## Set task
Every record must be transcribed in its entirety, apart from the images, which are to be omitted.

Begin

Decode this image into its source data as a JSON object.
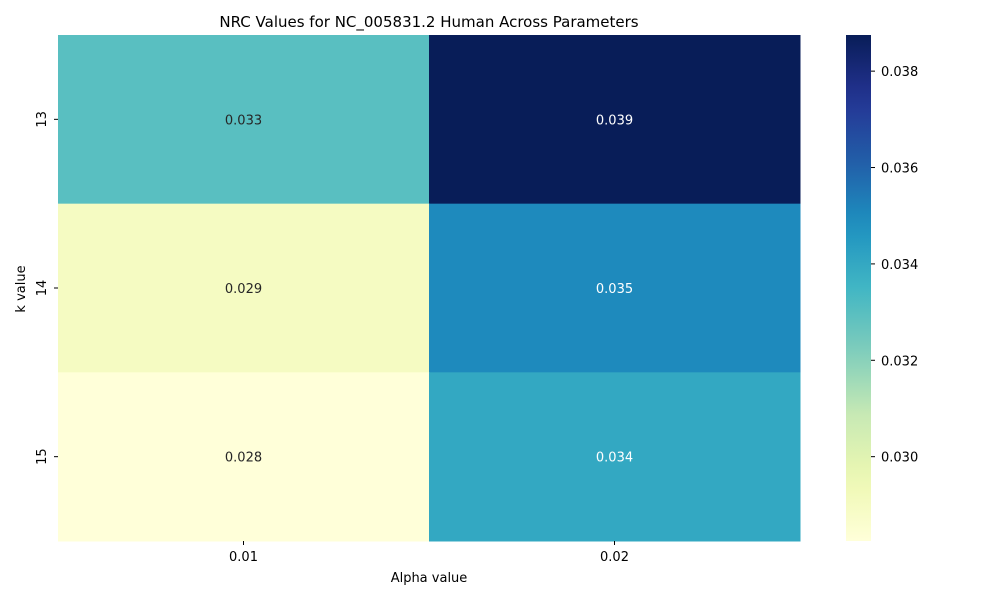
{
  "chart_data": {
    "type": "heatmap",
    "title": "NRC Values for NC_005831.2 Human Across Parameters",
    "xlabel": "Alpha value",
    "ylabel": "k value",
    "x_categories": [
      "0.01",
      "0.02"
    ],
    "y_categories": [
      "13",
      "14",
      "15"
    ],
    "values": [
      [
        0.033,
        0.039
      ],
      [
        0.029,
        0.035
      ],
      [
        0.028,
        0.034
      ]
    ],
    "value_labels": [
      [
        "0.033",
        "0.039"
      ],
      [
        "0.029",
        "0.035"
      ],
      [
        "0.028",
        "0.034"
      ]
    ],
    "colormap": "YlGnBu",
    "colorbar": {
      "range": [
        0.02825,
        0.03875
      ],
      "ticks": [
        0.03,
        0.032,
        0.034,
        0.036,
        0.038
      ],
      "tick_labels": [
        "0.030",
        "0.032",
        "0.034",
        "0.036",
        "0.038"
      ]
    }
  }
}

End

## Task answer
Decode this image into its source data as a JSON object.
{
  "chart_data": {
    "type": "heatmap",
    "title": "NRC Values for NC_005831.2 Human Across Parameters",
    "xlabel": "Alpha value",
    "ylabel": "k value",
    "x_categories": [
      "0.01",
      "0.02"
    ],
    "y_categories": [
      "13",
      "14",
      "15"
    ],
    "values": [
      [
        0.033,
        0.039
      ],
      [
        0.029,
        0.035
      ],
      [
        0.028,
        0.034
      ]
    ],
    "value_labels": [
      [
        "0.033",
        "0.039"
      ],
      [
        "0.029",
        "0.035"
      ],
      [
        "0.028",
        "0.034"
      ]
    ],
    "colormap": "YlGnBu",
    "colorbar": {
      "range": [
        0.02825,
        0.03875
      ],
      "ticks": [
        0.03,
        0.032,
        0.034,
        0.036,
        0.038
      ],
      "tick_labels": [
        "0.030",
        "0.032",
        "0.034",
        "0.036",
        "0.038"
      ]
    }
  }
}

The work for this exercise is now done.